--- start of EXERCISE DATA ---

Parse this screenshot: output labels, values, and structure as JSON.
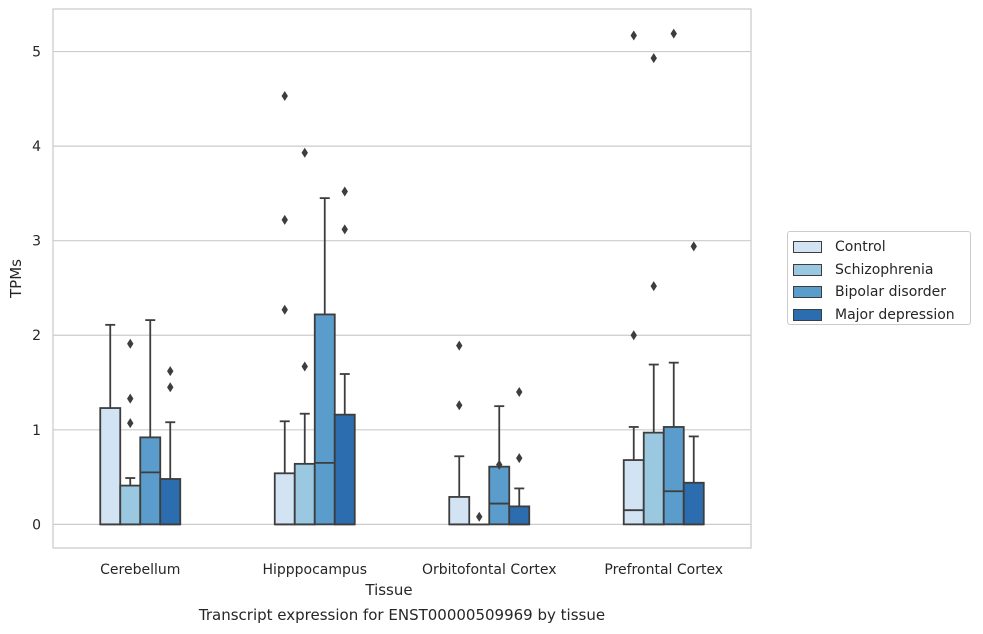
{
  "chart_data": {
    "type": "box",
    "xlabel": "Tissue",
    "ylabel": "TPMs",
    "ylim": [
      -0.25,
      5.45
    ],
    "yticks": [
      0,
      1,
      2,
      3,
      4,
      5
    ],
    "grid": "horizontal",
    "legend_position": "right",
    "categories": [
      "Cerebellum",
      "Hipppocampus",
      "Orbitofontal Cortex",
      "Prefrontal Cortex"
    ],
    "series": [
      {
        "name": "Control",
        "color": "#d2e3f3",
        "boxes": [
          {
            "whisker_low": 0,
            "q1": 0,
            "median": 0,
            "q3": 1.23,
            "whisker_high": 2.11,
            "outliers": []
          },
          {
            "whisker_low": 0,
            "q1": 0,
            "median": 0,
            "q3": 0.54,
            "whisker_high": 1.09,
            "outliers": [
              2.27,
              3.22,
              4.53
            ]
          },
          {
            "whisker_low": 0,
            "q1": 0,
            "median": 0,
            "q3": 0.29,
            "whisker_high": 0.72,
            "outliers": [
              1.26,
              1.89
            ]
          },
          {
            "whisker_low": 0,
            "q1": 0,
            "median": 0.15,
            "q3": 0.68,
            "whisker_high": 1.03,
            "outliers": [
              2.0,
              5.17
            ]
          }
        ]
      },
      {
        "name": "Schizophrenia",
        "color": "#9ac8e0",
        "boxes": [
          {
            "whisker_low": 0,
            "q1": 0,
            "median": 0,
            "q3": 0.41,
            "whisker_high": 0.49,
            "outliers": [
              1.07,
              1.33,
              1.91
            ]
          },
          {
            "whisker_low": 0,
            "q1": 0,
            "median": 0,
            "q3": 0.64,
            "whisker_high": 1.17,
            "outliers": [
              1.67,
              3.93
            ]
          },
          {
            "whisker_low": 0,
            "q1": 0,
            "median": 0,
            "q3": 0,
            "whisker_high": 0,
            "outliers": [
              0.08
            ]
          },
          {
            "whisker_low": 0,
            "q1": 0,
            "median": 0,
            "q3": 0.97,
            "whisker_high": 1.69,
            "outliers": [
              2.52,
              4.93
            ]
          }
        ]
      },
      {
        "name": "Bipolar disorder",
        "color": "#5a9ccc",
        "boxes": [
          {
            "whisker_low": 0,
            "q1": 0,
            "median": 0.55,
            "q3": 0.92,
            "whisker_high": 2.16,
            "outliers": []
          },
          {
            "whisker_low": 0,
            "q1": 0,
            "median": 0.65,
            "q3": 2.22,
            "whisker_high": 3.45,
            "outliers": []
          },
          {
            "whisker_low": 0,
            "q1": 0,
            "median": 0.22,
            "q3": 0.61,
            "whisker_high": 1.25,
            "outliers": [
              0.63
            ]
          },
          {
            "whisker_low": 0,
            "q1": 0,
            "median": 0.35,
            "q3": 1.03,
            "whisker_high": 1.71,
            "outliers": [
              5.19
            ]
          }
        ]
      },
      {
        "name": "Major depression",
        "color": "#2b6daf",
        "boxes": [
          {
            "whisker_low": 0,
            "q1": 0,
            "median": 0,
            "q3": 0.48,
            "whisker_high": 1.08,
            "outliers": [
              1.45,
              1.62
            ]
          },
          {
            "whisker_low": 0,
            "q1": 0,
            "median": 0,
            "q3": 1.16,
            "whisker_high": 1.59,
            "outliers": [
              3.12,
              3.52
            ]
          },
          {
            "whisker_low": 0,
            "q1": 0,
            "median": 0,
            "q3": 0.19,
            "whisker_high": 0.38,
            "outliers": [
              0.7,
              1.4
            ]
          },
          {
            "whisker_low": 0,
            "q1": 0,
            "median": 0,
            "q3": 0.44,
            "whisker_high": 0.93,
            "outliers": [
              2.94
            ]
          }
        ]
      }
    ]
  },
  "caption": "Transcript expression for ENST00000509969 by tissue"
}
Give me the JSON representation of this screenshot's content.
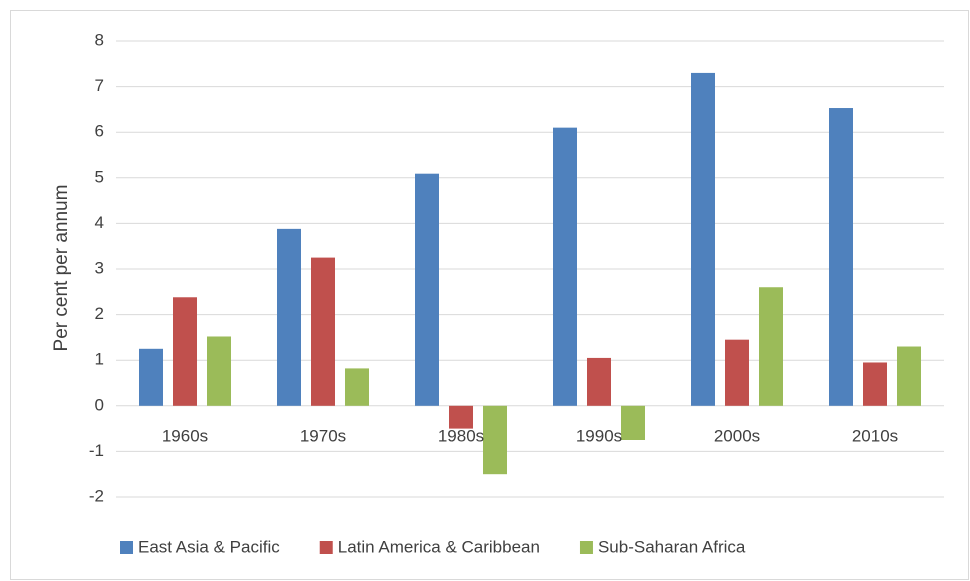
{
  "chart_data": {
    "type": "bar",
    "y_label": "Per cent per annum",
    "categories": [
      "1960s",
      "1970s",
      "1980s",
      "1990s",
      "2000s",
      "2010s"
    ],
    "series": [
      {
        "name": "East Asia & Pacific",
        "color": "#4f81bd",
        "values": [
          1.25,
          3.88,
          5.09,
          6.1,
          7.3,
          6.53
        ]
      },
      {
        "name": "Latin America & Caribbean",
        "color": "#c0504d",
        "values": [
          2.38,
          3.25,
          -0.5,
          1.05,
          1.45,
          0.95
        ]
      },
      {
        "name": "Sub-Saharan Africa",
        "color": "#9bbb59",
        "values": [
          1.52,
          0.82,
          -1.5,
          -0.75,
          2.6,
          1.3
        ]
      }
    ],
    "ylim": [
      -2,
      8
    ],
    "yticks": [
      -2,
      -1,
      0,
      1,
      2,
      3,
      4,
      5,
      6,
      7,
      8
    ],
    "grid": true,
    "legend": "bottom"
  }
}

--- end of EXERCISE DATA ---

> **EXERCISE GOAL**:
Transcribe the preceding listing in its entirety and with exact wording, leaving out pictures.

> **TASK ANSWER**:
Parse this screenshot: output labels, values, and structure as JSON.
{
  "chart_data": {
    "type": "box",
    "xlabel": "Tissue",
    "ylabel": "TPMs",
    "ylim": [
      -0.25,
      5.45
    ],
    "yticks": [
      0,
      1,
      2,
      3,
      4,
      5
    ],
    "grid": "horizontal",
    "legend_position": "right",
    "categories": [
      "Cerebellum",
      "Hipppocampus",
      "Orbitofontal Cortex",
      "Prefrontal Cortex"
    ],
    "series": [
      {
        "name": "Control",
        "color": "#d2e3f3",
        "boxes": [
          {
            "whisker_low": 0,
            "q1": 0,
            "median": 0,
            "q3": 1.23,
            "whisker_high": 2.11,
            "outliers": []
          },
          {
            "whisker_low": 0,
            "q1": 0,
            "median": 0,
            "q3": 0.54,
            "whisker_high": 1.09,
            "outliers": [
              2.27,
              3.22,
              4.53
            ]
          },
          {
            "whisker_low": 0,
            "q1": 0,
            "median": 0,
            "q3": 0.29,
            "whisker_high": 0.72,
            "outliers": [
              1.26,
              1.89
            ]
          },
          {
            "whisker_low": 0,
            "q1": 0,
            "median": 0.15,
            "q3": 0.68,
            "whisker_high": 1.03,
            "outliers": [
              2.0,
              5.17
            ]
          }
        ]
      },
      {
        "name": "Schizophrenia",
        "color": "#9ac8e0",
        "boxes": [
          {
            "whisker_low": 0,
            "q1": 0,
            "median": 0,
            "q3": 0.41,
            "whisker_high": 0.49,
            "outliers": [
              1.07,
              1.33,
              1.91
            ]
          },
          {
            "whisker_low": 0,
            "q1": 0,
            "median": 0,
            "q3": 0.64,
            "whisker_high": 1.17,
            "outliers": [
              1.67,
              3.93
            ]
          },
          {
            "whisker_low": 0,
            "q1": 0,
            "median": 0,
            "q3": 0,
            "whisker_high": 0,
            "outliers": [
              0.08
            ]
          },
          {
            "whisker_low": 0,
            "q1": 0,
            "median": 0,
            "q3": 0.97,
            "whisker_high": 1.69,
            "outliers": [
              2.52,
              4.93
            ]
          }
        ]
      },
      {
        "name": "Bipolar disorder",
        "color": "#5a9ccc",
        "boxes": [
          {
            "whisker_low": 0,
            "q1": 0,
            "median": 0.55,
            "q3": 0.92,
            "whisker_high": 2.16,
            "outliers": []
          },
          {
            "whisker_low": 0,
            "q1": 0,
            "median": 0.65,
            "q3": 2.22,
            "whisker_high": 3.45,
            "outliers": []
          },
          {
            "whisker_low": 0,
            "q1": 0,
            "median": 0.22,
            "q3": 0.61,
            "whisker_high": 1.25,
            "outliers": [
              0.63
            ]
          },
          {
            "whisker_low": 0,
            "q1": 0,
            "median": 0.35,
            "q3": 1.03,
            "whisker_high": 1.71,
            "outliers": [
              5.19
            ]
          }
        ]
      },
      {
        "name": "Major depression",
        "color": "#2b6daf",
        "boxes": [
          {
            "whisker_low": 0,
            "q1": 0,
            "median": 0,
            "q3": 0.48,
            "whisker_high": 1.08,
            "outliers": [
              1.45,
              1.62
            ]
          },
          {
            "whisker_low": 0,
            "q1": 0,
            "median": 0,
            "q3": 1.16,
            "whisker_high": 1.59,
            "outliers": [
              3.12,
              3.52
            ]
          },
          {
            "whisker_low": 0,
            "q1": 0,
            "median": 0,
            "q3": 0.19,
            "whisker_high": 0.38,
            "outliers": [
              0.7,
              1.4
            ]
          },
          {
            "whisker_low": 0,
            "q1": 0,
            "median": 0,
            "q3": 0.44,
            "whisker_high": 0.93,
            "outliers": [
              2.94
            ]
          }
        ]
      }
    ]
  },
  "caption": "Transcript expression for ENST00000509969 by tissue"
}
Give me the JSON representation of this screenshot's content.
{
  "chart_data": {
    "type": "bar",
    "y_label": "Per cent per annum",
    "categories": [
      "1960s",
      "1970s",
      "1980s",
      "1990s",
      "2000s",
      "2010s"
    ],
    "series": [
      {
        "name": "East Asia & Pacific",
        "color": "#4f81bd",
        "values": [
          1.25,
          3.88,
          5.09,
          6.1,
          7.3,
          6.53
        ]
      },
      {
        "name": "Latin America & Caribbean",
        "color": "#c0504d",
        "values": [
          2.38,
          3.25,
          -0.5,
          1.05,
          1.45,
          0.95
        ]
      },
      {
        "name": "Sub-Saharan Africa",
        "color": "#9bbb59",
        "values": [
          1.52,
          0.82,
          -1.5,
          -0.75,
          2.6,
          1.3
        ]
      }
    ],
    "ylim": [
      -2,
      8
    ],
    "yticks": [
      -2,
      -1,
      0,
      1,
      2,
      3,
      4,
      5,
      6,
      7,
      8
    ],
    "grid": true,
    "legend": "bottom"
  }
}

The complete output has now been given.